— Start —

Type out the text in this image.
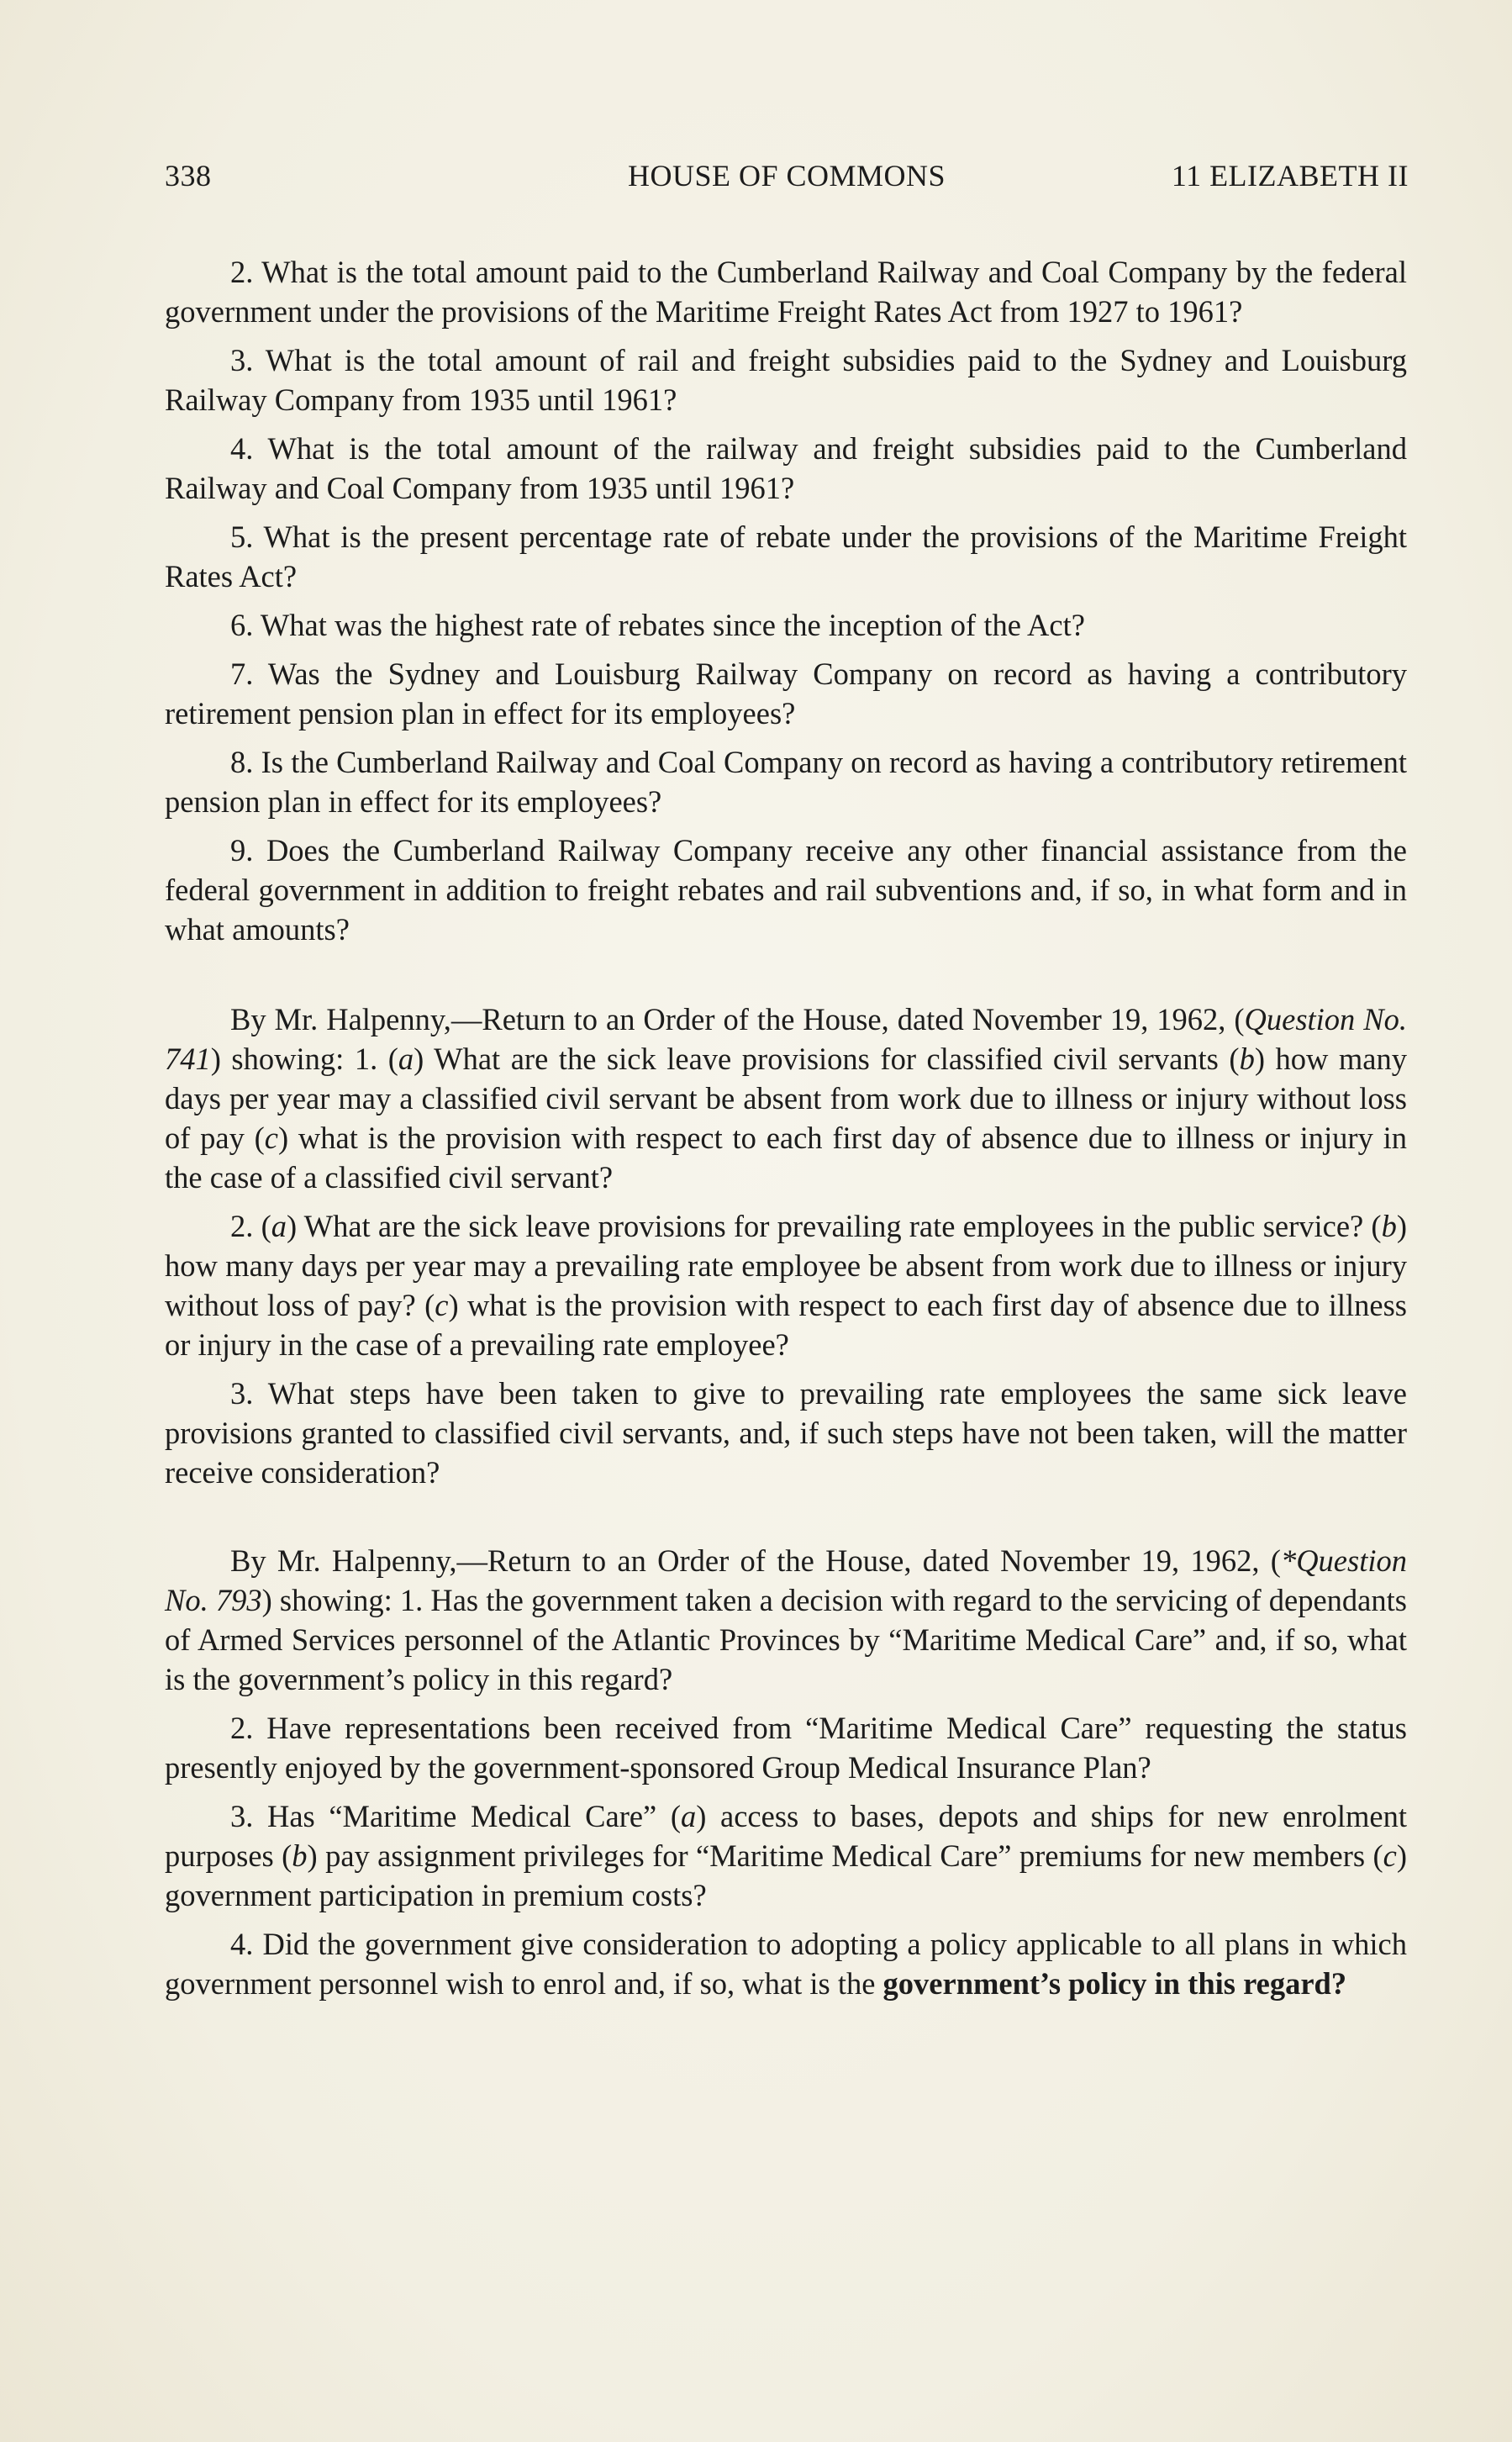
338	HOUSE OF COMMONS	11 ELIZABETH II

2. What is the total amount paid to the Cumberland Railway and Coal Company by the federal government under the provisions of the Maritime Freight Rates Act from 1927 to 1961?

3. What is the total amount of rail and freight subsidies paid to the Sydney and Louisburg Railway Company from 1935 until 1961?

4. What is the total amount of the railway and freight subsidies paid to the Cumberland Railway and Coal Company from 1935 until 1961?

5. What is the present percentage rate of rebate under the provisions of the Maritime Freight Rates Act?

6. What was the highest rate of rebates since the inception of the Act?

7. Was the Sydney and Louisburg Railway Company on record as having a contributory retirement pension plan in effect for its employees?

8. Is the Cumberland Railway and Coal Company on record as having a contributory retirement pension plan in effect for its employees?

9. Does the Cumberland Railway Company receive any other financial assistance from the federal government in addition to freight rebates and rail subventions and, if so, in what form and in what amounts?

By Mr. Halpenny,—Return to an Order of the House, dated November 19, 1962, (Question No. 741) showing: 1. (a) What are the sick leave provisions for classified civil servants (b) how many days per year may a classified civil servant be absent from work due to illness or injury without loss of pay (c) what is the provision with respect to each first day of absence due to illness or injury in the case of a classified civil servant?

2. (a) What are the sick leave provisions for prevailing rate employees in the public service? (b) how many days per year may a prevailing rate employee be absent from work due to illness or injury without loss of pay? (c) what is the provision with respect to each first day of absence due to illness or injury in the case of a prevailing rate employee?

3. What steps have been taken to give to prevailing rate employees the same sick leave provisions granted to classified civil servants, and, if such steps have not been taken, will the matter receive consideration?

By Mr. Halpenny,—Return to an Order of the House, dated November 19, 1962, (*Question No. 793) showing: 1. Has the government taken a decision with regard to the servicing of dependants of Armed Services personnel of the Atlantic Provinces by “Maritime Medical Care” and, if so, what is the government’s policy in this regard?

2. Have representations been received from “Maritime Medical Care” requesting the status presently enjoyed by the government-sponsored Group Medical Insurance Plan?

3. Has “Maritime Medical Care” (a) access to bases, depots and ships for new enrolment purposes (b) pay assignment privileges for “Maritime Medical Care” premiums for new members (c) government participation in premium costs?

4. Did the government give consideration to adopting a policy applicable to all plans in which government personnel wish to enrol and, if so, what is the government’s policy in this regard?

— End —

→ **SHORT TASK**: Each record above is to be restated exactly, with its pictures removed from the copy.

→ **EXERCISE RESPONSE**:
Type out the text in this image.
338	HOUSE OF COMMONS	11 ELIZABETH II

2. What is the total amount paid to the Cumberland Railway and Coal Company by the federal government under the provisions of the Maritime Freight Rates Act from 1927 to 1961?

3. What is the total amount of rail and freight subsidies paid to the Sydney and Louisburg Railway Company from 1935 until 1961?

4. What is the total amount of the railway and freight subsidies paid to the Cumberland Railway and Coal Company from 1935 until 1961?

5. What is the present percentage rate of rebate under the provisions of the Maritime Freight Rates Act?

6. What was the highest rate of rebates since the inception of the Act?

7. Was the Sydney and Louisburg Railway Company on record as having a contributory retirement pension plan in effect for its employees?

8. Is the Cumberland Railway and Coal Company on record as having a contributory retirement pension plan in effect for its employees?

9. Does the Cumberland Railway Company receive any other financial assistance from the federal government in addition to freight rebates and rail subventions and, if so, in what form and in what amounts?

By Mr. Halpenny,—Return to an Order of the House, dated November 19, 1962, (Question No. 741) showing: 1. (a) What are the sick leave provisions for classified civil servants (b) how many days per year may a classified civil servant be absent from work due to illness or injury without loss of pay (c) what is the provision with respect to each first day of absence due to illness or injury in the case of a classified civil servant?

2. (a) What are the sick leave provisions for prevailing rate employees in the public service? (b) how many days per year may a prevailing rate employee be absent from work due to illness or injury without loss of pay? (c) what is the provision with respect to each first day of absence due to illness or injury in the case of a prevailing rate employee?

3. What steps have been taken to give to prevailing rate employees the same sick leave provisions granted to classified civil servants, and, if such steps have not been taken, will the matter receive consideration?

By Mr. Halpenny,—Return to an Order of the House, dated November 19, 1962, (*Question No. 793) showing: 1. Has the government taken a decision with regard to the servicing of dependants of Armed Services personnel of the Atlantic Provinces by “Maritime Medical Care” and, if so, what is the government’s policy in this regard?

2. Have representations been received from “Maritime Medical Care” requesting the status presently enjoyed by the government-sponsored Group Medical Insurance Plan?

3. Has “Maritime Medical Care” (a) access to bases, depots and ships for new enrolment purposes (b) pay assignment privileges for “Maritime Medical Care” premiums for new members (c) government participation in premium costs?

4. Did the government give consideration to adopting a policy applicable to all plans in which government personnel wish to enrol and, if so, what is the government’s policy in this regard?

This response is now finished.